(Data records)

────

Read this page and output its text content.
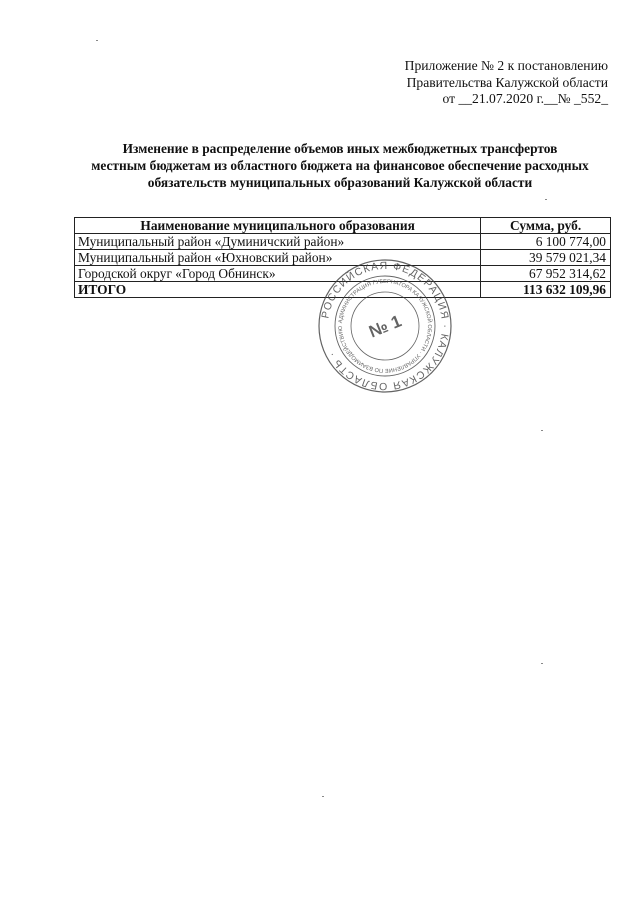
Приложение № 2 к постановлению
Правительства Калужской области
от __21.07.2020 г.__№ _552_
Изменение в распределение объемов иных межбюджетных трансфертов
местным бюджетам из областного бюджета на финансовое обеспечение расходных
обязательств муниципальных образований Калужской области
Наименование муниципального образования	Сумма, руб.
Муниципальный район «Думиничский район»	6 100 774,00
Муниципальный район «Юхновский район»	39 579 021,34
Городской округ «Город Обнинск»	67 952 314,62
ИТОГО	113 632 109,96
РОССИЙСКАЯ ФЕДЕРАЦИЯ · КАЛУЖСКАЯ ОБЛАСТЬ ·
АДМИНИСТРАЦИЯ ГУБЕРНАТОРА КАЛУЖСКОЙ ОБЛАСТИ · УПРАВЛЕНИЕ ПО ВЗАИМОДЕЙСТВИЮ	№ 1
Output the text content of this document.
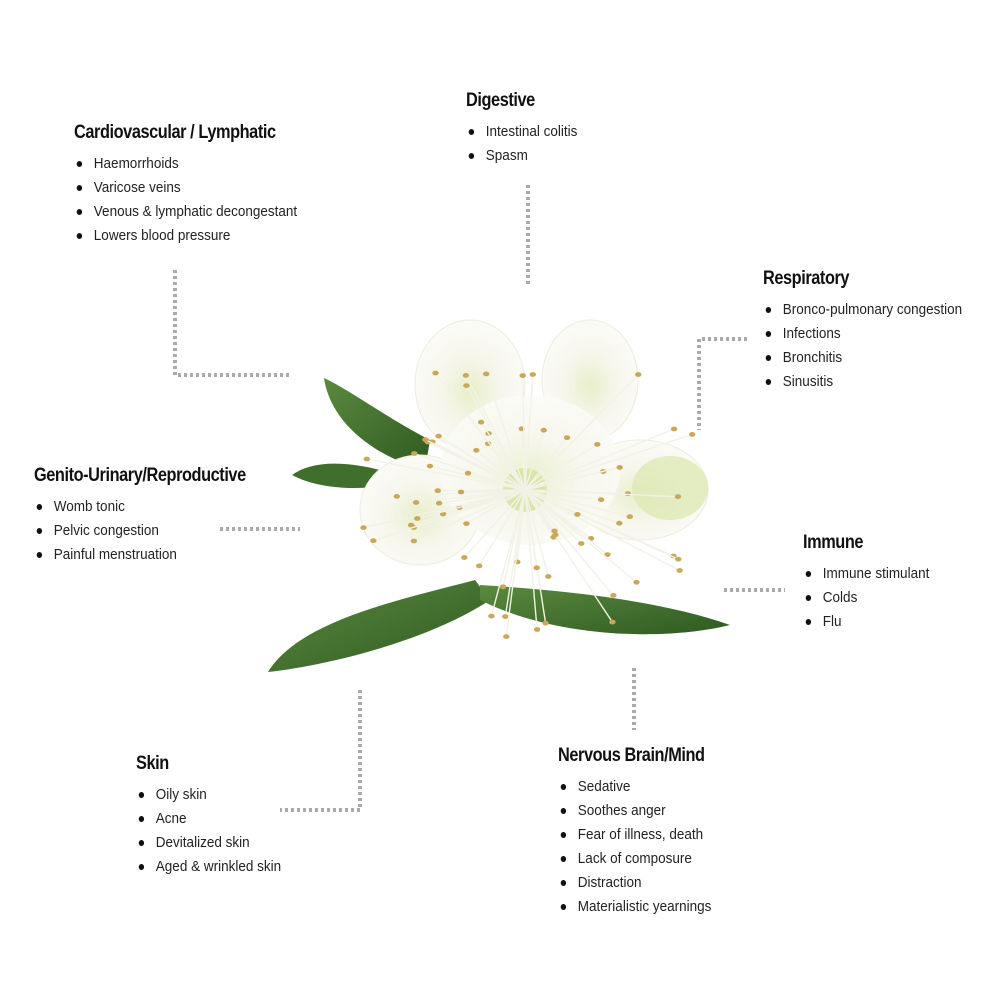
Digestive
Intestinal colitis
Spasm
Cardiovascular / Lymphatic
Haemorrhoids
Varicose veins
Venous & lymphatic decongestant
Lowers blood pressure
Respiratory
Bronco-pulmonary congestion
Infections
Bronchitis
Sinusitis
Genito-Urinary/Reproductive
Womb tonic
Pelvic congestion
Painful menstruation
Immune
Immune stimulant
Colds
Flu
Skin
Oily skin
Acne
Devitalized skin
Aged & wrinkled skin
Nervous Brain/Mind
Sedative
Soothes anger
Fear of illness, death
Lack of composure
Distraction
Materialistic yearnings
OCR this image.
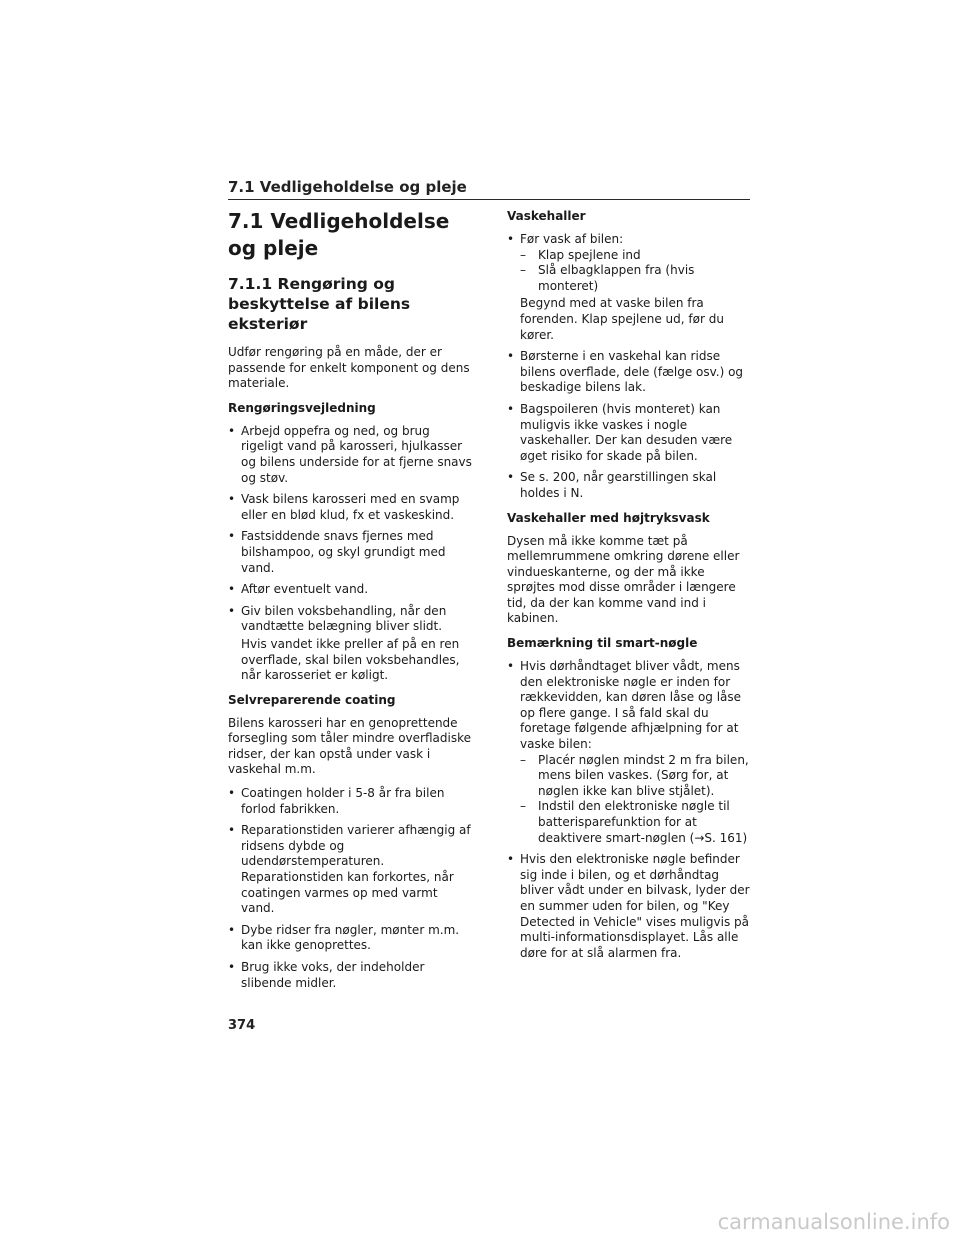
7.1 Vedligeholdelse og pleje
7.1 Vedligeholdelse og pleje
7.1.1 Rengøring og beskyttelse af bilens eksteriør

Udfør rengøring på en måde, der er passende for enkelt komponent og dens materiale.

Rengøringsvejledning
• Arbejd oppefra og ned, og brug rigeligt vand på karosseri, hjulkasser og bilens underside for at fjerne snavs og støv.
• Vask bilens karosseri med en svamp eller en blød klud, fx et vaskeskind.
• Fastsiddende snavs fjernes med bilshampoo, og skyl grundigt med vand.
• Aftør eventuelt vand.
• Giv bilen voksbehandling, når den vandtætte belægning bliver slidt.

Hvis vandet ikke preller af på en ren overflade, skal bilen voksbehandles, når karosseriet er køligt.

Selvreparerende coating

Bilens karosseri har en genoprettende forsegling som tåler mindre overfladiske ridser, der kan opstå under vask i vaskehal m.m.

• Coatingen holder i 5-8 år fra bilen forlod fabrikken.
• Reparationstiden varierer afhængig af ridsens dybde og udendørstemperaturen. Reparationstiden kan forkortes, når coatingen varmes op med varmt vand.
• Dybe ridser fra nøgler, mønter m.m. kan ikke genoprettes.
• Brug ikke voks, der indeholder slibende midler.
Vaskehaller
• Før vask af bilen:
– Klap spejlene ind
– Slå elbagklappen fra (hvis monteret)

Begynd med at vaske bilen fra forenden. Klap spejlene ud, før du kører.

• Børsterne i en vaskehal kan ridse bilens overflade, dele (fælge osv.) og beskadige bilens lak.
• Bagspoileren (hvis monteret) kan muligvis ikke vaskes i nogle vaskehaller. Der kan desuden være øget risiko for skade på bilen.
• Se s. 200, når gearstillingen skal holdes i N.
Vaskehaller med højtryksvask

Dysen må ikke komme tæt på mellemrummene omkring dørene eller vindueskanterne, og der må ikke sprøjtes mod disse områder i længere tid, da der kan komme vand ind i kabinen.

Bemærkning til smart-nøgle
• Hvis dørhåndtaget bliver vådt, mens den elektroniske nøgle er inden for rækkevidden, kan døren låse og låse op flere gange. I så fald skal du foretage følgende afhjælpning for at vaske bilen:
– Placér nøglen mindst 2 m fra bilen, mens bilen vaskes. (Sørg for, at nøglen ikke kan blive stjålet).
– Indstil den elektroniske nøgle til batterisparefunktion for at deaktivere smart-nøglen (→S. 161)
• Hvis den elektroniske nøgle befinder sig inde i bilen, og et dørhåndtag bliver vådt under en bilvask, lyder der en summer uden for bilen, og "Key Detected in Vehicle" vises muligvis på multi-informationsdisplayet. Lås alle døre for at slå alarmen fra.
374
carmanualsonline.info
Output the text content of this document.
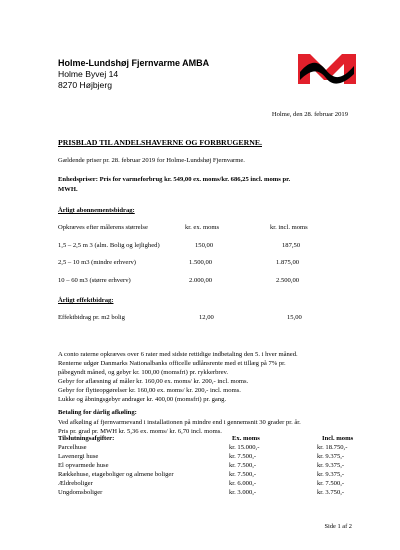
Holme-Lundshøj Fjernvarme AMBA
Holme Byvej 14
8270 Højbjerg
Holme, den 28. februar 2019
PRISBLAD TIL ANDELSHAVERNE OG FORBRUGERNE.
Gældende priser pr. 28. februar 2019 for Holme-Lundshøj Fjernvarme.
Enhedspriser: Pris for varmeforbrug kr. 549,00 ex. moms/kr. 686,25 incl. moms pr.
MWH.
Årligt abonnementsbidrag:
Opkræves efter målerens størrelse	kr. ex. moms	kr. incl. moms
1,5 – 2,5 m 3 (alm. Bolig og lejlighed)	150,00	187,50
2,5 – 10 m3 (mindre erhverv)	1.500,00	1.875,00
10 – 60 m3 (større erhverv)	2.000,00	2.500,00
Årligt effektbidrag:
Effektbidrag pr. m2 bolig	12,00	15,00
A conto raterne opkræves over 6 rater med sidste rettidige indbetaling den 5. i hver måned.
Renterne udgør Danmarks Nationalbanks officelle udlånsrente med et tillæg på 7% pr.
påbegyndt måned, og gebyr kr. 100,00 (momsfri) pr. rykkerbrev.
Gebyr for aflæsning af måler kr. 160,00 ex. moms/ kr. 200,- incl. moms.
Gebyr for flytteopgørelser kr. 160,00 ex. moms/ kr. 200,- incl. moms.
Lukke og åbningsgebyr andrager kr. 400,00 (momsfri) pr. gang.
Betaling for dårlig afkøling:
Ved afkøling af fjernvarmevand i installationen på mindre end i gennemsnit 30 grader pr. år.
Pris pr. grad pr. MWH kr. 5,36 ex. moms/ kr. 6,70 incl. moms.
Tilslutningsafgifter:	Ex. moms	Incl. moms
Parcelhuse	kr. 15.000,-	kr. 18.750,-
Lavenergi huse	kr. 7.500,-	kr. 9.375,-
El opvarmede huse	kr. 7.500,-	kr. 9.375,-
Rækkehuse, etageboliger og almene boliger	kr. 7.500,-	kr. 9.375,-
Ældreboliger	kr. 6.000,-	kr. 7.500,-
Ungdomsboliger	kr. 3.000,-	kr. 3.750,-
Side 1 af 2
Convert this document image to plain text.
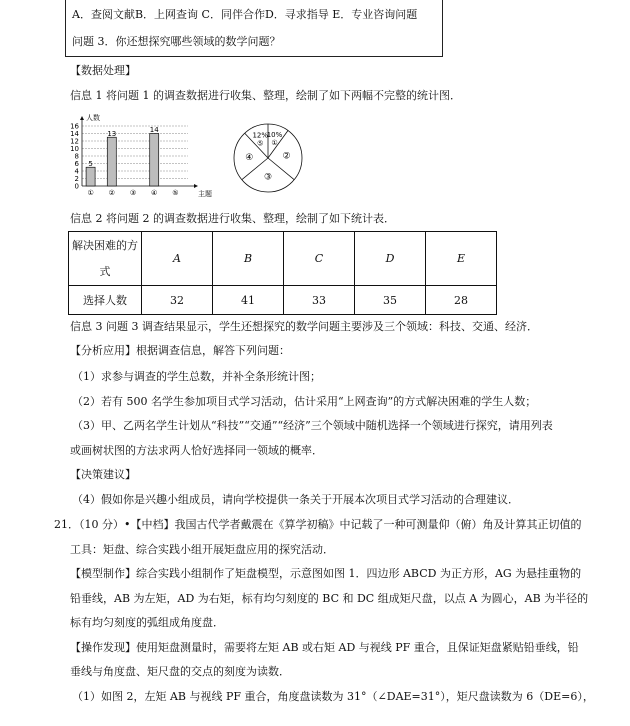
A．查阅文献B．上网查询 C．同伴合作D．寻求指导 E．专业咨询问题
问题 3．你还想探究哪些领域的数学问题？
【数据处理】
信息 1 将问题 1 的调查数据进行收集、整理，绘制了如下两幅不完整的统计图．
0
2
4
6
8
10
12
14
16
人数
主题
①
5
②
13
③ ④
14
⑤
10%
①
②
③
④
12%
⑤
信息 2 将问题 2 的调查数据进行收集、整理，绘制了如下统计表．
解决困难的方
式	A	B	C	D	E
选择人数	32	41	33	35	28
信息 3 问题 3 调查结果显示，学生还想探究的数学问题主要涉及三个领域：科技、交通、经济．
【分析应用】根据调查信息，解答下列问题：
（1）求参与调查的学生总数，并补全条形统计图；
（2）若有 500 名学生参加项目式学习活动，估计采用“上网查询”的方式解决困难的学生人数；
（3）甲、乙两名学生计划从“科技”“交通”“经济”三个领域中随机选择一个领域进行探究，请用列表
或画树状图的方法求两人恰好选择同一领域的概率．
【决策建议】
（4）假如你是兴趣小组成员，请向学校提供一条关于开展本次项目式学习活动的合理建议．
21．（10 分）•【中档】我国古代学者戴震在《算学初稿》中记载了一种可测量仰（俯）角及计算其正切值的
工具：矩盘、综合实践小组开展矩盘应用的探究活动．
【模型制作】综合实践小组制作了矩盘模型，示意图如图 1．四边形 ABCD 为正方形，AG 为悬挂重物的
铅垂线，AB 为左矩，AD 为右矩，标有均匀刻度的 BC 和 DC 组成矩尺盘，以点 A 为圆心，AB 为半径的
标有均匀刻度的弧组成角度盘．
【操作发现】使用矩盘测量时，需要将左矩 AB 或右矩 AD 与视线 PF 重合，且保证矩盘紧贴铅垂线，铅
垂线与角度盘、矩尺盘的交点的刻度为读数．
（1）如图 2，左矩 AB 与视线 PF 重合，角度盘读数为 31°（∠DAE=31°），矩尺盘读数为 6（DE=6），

────

## Written instruction
Pick out all lines containing the string "smart".

## Complete response
Bemærkning til smart-nøgle
– Indstil den elektroniske nøgle til batterisparefunktion for at deaktivere smart-nøglen (→S. 161)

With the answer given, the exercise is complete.